### AIM
Filter the records below and copy every line containing the word "ylabel".

### LISTED ENTRIES
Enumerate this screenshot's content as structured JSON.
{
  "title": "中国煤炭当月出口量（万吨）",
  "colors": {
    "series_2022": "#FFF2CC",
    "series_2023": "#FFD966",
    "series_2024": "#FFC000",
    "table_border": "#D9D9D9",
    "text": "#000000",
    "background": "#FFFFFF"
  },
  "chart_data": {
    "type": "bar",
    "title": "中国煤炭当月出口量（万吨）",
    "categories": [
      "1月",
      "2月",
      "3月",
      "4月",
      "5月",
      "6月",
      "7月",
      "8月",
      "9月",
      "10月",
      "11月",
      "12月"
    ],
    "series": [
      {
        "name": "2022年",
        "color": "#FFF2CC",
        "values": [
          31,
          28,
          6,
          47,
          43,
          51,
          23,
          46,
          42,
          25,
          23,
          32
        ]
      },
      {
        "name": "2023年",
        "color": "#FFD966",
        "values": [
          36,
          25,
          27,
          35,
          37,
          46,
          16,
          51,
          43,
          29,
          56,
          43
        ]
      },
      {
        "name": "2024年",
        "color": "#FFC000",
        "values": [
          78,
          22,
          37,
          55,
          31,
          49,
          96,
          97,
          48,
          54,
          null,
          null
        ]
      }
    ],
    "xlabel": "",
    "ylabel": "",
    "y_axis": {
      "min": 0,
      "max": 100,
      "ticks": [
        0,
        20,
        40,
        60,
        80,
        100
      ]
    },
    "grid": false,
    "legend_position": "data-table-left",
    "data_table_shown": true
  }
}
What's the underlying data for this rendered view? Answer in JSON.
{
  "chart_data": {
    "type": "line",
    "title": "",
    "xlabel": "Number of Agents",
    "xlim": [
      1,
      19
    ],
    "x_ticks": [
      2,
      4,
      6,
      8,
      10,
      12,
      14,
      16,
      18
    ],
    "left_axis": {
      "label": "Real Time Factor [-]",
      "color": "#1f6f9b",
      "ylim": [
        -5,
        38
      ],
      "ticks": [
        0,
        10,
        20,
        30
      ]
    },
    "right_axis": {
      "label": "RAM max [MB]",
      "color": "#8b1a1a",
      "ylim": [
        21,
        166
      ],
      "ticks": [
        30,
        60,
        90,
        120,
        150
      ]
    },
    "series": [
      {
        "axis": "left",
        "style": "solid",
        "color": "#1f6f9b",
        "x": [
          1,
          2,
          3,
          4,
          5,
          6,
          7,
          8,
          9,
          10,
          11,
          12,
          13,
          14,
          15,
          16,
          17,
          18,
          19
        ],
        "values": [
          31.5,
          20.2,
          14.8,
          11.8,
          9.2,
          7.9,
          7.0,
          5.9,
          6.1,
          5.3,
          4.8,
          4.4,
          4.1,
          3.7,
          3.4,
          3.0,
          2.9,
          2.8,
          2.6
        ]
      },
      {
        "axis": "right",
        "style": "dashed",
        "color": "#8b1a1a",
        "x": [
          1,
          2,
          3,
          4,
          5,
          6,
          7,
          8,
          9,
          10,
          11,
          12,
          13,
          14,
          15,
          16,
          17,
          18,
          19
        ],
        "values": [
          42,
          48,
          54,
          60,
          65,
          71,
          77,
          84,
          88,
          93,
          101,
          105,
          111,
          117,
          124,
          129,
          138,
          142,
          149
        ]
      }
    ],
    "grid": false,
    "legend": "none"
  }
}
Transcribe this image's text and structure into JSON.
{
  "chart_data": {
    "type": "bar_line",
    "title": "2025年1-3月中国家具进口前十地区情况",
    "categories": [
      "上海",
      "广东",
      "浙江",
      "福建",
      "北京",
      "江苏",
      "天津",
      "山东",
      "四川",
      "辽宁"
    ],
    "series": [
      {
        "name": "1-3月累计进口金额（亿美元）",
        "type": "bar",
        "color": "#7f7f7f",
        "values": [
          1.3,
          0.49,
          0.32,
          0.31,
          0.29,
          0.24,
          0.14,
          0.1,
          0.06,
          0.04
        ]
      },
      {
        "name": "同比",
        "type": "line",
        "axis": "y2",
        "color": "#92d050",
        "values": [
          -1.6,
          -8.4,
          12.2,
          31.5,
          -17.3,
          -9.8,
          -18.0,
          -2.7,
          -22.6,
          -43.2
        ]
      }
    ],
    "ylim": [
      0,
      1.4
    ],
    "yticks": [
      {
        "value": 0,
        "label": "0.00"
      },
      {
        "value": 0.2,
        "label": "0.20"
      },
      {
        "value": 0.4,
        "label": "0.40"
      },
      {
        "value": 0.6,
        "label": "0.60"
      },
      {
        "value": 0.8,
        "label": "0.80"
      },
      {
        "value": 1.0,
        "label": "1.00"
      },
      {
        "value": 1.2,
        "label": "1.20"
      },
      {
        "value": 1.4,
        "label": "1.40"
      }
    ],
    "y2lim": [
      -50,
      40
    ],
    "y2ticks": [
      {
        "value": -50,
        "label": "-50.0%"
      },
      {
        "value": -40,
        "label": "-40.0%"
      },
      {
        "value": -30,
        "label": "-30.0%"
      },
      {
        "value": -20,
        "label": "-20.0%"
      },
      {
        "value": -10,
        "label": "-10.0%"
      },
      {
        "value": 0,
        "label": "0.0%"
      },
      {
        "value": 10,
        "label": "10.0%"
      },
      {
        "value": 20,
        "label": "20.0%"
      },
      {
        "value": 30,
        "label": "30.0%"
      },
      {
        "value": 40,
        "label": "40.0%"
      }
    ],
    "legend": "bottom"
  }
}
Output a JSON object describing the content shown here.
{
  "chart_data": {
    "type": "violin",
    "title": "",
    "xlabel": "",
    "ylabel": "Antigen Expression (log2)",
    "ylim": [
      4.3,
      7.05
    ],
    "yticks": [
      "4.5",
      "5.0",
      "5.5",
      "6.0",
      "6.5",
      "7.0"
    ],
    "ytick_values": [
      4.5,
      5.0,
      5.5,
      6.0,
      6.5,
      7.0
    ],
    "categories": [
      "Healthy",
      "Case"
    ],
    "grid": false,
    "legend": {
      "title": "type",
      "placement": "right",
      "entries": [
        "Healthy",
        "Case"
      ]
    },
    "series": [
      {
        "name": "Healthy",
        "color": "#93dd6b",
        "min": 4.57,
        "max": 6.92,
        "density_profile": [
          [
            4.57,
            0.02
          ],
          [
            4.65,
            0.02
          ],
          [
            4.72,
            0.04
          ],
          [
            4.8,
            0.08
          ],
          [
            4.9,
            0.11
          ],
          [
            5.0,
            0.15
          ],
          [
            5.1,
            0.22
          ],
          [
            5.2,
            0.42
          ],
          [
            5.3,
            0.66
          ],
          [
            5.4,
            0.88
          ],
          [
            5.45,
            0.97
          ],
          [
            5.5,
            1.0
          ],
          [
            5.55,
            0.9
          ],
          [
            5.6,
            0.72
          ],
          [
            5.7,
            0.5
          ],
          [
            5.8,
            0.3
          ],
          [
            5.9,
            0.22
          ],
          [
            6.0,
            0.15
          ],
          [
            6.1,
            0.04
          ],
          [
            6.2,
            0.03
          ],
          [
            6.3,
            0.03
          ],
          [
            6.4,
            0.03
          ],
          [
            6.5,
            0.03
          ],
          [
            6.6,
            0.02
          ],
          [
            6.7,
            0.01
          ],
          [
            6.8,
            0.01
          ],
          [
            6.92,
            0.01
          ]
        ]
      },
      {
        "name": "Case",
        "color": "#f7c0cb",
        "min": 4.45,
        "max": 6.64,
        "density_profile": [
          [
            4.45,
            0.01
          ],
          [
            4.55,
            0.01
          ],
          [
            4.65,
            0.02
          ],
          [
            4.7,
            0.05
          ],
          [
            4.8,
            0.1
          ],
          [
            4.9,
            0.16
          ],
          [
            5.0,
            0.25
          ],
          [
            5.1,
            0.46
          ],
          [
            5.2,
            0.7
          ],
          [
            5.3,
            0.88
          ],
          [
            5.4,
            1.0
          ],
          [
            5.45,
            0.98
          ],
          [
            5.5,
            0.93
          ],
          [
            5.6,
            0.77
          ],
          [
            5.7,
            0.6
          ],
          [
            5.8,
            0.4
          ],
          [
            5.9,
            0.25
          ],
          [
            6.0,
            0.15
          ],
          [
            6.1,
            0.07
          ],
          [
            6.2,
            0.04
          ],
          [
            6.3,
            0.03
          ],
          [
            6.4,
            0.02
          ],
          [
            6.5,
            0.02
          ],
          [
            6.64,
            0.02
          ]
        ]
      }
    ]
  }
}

### RESPONSE TO THE EXERCISE
    "ylabel": "",
    "ylabel": "Antigen Expression (log2)",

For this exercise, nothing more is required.